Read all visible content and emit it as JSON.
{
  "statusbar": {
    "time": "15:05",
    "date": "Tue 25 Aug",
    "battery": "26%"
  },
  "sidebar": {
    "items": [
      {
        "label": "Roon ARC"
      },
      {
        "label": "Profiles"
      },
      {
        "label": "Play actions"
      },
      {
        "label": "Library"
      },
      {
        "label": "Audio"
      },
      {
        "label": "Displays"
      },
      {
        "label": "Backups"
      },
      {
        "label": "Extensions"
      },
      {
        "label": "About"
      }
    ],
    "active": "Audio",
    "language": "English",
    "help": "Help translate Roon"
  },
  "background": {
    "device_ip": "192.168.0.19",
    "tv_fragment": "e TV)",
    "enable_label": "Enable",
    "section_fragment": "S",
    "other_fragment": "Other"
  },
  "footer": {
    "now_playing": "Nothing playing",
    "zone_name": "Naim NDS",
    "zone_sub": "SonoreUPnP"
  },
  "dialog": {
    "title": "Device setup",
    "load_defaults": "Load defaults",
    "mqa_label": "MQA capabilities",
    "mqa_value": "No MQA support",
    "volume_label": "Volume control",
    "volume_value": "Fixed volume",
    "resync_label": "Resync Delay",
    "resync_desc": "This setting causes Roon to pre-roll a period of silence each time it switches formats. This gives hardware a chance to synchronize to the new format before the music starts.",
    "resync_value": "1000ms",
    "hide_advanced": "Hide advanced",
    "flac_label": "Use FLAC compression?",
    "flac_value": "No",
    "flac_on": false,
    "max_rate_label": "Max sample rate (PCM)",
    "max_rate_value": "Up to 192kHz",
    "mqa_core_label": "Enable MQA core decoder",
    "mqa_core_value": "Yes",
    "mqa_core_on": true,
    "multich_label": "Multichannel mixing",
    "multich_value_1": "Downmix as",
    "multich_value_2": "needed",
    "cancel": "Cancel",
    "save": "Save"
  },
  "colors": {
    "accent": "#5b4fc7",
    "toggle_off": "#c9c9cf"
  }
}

● PROBLEM STATEMENT
Please reproduce every line of the material word for word.

● SOLUTION
Read all visible content and emit it as JSON.
{
  "statusbar": {
    "time": "15:05",
    "date": "Tue 25 Aug",
    "battery": "26%"
  },
  "sidebar": {
    "items": [
      {
        "label": "Roon ARC"
      },
      {
        "label": "Profiles"
      },
      {
        "label": "Play actions"
      },
      {
        "label": "Library"
      },
      {
        "label": "Audio"
      },
      {
        "label": "Displays"
      },
      {
        "label": "Backups"
      },
      {
        "label": "Extensions"
      },
      {
        "label": "About"
      }
    ],
    "active": "Audio",
    "language": "English",
    "help": "Help translate Roon"
  },
  "background": {
    "device_ip": "192.168.0.19",
    "tv_fragment": "e TV)",
    "enable_label": "Enable",
    "section_fragment": "S",
    "other_fragment": "Other"
  },
  "footer": {
    "now_playing": "Nothing playing",
    "zone_name": "Naim NDS",
    "zone_sub": "SonoreUPnP"
  },
  "dialog": {
    "title": "Device setup",
    "load_defaults": "Load defaults",
    "mqa_label": "MQA capabilities",
    "mqa_value": "No MQA support",
    "volume_label": "Volume control",
    "volume_value": "Fixed volume",
    "resync_label": "Resync Delay",
    "resync_desc": "This setting causes Roon to pre-roll a period of silence each time it switches formats. This gives hardware a chance to synchronize to the new format before the music starts.",
    "resync_value": "1000ms",
    "hide_advanced": "Hide advanced",
    "flac_label": "Use FLAC compression?",
    "flac_value": "No",
    "flac_on": false,
    "max_rate_label": "Max sample rate (PCM)",
    "max_rate_value": "Up to 192kHz",
    "mqa_core_label": "Enable MQA core decoder",
    "mqa_core_value": "Yes",
    "mqa_core_on": true,
    "multich_label": "Multichannel mixing",
    "multich_value_1": "Downmix as",
    "multich_value_2": "needed",
    "cancel": "Cancel",
    "save": "Save"
  },
  "colors": {
    "accent": "#5b4fc7",
    "toggle_off": "#c9c9cf"
  }
}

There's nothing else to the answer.